(Data entries)
■ ■ ■ ■

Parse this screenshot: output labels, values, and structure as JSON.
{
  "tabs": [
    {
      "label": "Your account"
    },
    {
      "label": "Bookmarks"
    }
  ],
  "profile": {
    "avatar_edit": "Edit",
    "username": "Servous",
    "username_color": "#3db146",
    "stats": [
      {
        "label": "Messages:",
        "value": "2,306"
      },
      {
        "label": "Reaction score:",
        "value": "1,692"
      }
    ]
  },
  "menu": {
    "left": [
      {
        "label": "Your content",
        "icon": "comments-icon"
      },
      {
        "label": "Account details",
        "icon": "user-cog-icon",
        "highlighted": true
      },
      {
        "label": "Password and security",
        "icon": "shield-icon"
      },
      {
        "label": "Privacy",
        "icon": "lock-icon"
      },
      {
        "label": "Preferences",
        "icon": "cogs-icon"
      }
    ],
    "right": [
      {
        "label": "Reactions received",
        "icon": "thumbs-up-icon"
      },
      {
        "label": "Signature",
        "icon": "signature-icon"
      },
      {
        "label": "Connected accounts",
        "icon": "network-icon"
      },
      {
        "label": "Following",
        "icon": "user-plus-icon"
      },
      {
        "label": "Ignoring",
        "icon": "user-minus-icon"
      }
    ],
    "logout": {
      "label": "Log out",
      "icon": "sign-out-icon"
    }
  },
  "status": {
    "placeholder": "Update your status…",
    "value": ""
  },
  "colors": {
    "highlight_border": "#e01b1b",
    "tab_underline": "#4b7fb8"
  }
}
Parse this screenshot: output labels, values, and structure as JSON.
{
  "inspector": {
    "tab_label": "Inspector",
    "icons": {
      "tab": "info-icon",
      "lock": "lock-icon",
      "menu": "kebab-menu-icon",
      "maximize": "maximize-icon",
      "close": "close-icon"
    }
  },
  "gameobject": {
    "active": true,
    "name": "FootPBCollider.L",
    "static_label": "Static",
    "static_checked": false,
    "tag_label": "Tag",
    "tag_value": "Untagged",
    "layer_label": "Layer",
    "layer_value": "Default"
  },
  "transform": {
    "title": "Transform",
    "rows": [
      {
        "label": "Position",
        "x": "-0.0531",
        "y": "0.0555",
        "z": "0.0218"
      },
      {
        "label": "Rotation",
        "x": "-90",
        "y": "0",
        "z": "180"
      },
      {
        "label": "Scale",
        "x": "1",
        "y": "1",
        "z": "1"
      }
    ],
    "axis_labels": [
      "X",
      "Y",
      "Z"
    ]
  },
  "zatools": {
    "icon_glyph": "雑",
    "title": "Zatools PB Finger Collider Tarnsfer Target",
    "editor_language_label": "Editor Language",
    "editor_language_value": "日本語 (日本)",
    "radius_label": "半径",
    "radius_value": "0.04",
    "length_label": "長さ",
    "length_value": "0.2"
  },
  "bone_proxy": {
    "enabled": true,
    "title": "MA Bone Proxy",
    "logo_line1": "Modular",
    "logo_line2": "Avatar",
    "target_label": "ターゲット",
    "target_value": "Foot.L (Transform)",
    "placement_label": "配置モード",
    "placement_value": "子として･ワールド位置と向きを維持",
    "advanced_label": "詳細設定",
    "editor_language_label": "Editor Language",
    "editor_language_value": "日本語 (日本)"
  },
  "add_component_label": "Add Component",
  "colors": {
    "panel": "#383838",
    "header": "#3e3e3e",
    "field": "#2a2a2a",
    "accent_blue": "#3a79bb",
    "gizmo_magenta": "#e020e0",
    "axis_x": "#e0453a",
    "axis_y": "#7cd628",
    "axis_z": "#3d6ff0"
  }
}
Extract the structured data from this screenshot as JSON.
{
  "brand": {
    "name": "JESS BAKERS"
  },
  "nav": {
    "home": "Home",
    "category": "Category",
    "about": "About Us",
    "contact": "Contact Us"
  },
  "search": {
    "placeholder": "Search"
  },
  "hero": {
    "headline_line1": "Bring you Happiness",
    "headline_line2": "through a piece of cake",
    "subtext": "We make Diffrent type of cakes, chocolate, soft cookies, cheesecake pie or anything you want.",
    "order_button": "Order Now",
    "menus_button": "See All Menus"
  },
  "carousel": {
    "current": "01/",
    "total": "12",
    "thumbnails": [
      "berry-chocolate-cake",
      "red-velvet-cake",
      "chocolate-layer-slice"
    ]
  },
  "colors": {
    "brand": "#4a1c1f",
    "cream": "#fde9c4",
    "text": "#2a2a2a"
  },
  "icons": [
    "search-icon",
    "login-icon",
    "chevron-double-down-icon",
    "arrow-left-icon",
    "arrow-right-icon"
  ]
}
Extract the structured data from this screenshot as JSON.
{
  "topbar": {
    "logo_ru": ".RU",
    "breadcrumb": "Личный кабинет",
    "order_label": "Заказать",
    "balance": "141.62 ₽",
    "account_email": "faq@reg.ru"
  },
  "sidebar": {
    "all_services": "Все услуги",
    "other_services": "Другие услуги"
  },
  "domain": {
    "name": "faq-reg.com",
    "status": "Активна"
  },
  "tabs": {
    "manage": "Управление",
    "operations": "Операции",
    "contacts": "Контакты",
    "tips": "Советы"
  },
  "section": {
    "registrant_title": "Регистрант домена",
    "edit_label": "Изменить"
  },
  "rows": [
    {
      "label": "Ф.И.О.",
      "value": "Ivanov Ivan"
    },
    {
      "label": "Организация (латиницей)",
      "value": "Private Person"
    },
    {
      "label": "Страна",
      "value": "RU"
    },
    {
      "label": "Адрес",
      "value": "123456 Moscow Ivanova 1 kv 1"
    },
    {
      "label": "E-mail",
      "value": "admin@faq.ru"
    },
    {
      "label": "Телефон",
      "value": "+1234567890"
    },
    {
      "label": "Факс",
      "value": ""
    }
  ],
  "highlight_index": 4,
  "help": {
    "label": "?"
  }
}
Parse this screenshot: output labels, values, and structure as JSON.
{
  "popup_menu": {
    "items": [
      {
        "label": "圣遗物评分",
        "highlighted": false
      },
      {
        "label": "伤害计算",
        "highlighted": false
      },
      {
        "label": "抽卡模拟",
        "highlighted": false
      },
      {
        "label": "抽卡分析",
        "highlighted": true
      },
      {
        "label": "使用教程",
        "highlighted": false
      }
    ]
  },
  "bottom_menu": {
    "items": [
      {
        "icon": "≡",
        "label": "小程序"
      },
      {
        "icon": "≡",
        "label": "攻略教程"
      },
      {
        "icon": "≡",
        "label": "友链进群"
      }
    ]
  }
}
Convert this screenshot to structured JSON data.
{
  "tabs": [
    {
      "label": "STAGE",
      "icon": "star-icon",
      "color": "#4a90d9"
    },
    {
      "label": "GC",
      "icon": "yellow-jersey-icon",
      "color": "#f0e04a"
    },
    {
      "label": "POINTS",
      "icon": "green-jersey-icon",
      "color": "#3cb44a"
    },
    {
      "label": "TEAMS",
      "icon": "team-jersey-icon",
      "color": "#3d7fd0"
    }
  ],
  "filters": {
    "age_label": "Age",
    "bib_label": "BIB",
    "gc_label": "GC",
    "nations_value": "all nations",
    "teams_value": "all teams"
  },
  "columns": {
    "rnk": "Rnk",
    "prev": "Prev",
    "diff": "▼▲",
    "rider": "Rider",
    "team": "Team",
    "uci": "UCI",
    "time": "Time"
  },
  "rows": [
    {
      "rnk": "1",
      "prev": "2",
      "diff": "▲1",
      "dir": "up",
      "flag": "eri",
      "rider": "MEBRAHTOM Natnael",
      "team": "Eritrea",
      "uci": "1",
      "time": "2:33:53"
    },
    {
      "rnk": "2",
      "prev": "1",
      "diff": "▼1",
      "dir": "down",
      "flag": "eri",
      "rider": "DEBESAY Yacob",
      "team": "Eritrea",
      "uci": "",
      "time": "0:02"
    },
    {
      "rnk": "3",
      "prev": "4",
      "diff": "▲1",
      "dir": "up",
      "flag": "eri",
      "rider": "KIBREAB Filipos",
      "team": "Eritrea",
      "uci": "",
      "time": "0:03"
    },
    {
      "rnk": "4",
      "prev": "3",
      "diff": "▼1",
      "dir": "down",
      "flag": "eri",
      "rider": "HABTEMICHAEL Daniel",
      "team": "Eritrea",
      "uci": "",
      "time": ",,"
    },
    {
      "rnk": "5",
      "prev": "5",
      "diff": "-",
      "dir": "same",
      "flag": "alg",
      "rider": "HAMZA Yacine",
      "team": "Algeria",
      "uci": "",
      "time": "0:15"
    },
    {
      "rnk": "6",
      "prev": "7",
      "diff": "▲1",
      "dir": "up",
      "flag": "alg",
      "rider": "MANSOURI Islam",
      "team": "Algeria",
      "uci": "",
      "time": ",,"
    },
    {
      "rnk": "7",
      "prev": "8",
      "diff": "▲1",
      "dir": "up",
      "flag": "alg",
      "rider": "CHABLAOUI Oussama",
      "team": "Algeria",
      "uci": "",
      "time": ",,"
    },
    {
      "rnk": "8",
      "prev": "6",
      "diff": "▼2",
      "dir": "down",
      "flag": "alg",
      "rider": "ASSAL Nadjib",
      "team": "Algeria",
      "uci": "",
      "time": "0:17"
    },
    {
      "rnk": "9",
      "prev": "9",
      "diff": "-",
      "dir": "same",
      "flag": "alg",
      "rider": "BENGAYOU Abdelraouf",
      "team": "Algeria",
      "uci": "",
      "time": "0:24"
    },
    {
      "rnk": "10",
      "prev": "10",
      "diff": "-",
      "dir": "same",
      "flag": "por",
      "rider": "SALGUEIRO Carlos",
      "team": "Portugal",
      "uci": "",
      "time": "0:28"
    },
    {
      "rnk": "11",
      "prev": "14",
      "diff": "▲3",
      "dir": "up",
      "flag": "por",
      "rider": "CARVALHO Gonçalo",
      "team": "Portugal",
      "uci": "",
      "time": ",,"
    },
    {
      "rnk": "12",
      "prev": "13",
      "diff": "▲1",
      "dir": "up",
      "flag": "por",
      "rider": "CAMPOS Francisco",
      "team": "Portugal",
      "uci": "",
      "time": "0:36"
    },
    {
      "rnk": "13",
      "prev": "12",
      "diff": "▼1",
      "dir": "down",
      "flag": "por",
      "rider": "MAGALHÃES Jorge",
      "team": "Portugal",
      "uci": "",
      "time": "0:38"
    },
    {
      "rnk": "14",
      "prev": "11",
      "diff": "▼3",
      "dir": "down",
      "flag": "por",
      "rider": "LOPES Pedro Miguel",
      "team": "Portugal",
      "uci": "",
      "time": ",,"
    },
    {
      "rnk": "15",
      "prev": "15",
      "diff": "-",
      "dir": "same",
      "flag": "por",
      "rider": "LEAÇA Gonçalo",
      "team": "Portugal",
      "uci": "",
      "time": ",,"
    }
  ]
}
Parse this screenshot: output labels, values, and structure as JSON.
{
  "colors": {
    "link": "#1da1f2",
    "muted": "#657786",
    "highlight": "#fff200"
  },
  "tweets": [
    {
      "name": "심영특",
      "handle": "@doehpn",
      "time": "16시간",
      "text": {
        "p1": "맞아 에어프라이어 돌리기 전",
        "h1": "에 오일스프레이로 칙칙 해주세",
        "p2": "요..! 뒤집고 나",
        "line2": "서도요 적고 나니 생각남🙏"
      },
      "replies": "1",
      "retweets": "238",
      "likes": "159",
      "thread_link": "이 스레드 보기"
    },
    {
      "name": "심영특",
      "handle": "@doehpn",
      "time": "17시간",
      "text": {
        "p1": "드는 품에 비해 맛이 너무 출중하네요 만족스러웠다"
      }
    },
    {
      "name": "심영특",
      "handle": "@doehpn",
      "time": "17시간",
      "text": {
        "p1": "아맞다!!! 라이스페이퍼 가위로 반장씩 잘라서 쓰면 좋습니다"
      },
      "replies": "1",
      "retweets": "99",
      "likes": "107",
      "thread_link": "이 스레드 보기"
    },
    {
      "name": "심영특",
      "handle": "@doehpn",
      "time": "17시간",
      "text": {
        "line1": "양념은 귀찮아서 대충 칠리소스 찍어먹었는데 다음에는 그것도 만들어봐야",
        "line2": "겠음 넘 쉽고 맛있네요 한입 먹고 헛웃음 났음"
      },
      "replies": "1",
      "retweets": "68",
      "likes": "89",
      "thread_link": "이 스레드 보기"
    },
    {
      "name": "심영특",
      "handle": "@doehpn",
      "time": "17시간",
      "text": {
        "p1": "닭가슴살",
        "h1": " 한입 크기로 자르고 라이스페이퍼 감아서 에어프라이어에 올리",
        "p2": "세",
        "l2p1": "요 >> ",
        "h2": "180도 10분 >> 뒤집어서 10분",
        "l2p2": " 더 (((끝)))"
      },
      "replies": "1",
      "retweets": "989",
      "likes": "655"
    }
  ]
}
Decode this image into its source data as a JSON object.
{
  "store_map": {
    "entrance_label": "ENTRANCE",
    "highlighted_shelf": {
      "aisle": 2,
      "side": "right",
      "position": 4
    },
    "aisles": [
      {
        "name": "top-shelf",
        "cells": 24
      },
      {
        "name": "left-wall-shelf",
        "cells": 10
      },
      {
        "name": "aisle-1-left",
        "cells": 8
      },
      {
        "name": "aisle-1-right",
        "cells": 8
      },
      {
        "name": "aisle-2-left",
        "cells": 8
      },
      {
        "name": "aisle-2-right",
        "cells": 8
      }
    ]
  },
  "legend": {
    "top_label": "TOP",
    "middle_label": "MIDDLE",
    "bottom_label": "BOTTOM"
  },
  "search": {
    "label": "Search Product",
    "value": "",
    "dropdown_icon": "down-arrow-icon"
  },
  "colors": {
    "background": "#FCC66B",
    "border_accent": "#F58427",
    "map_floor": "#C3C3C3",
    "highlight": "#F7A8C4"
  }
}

■ ■ ■ ■

> Task objective: Make a copy of each line that contains the string "status".

> Answer in full:
  "status": {
    "placeholder": "Update your status…",
    "status": "Активна"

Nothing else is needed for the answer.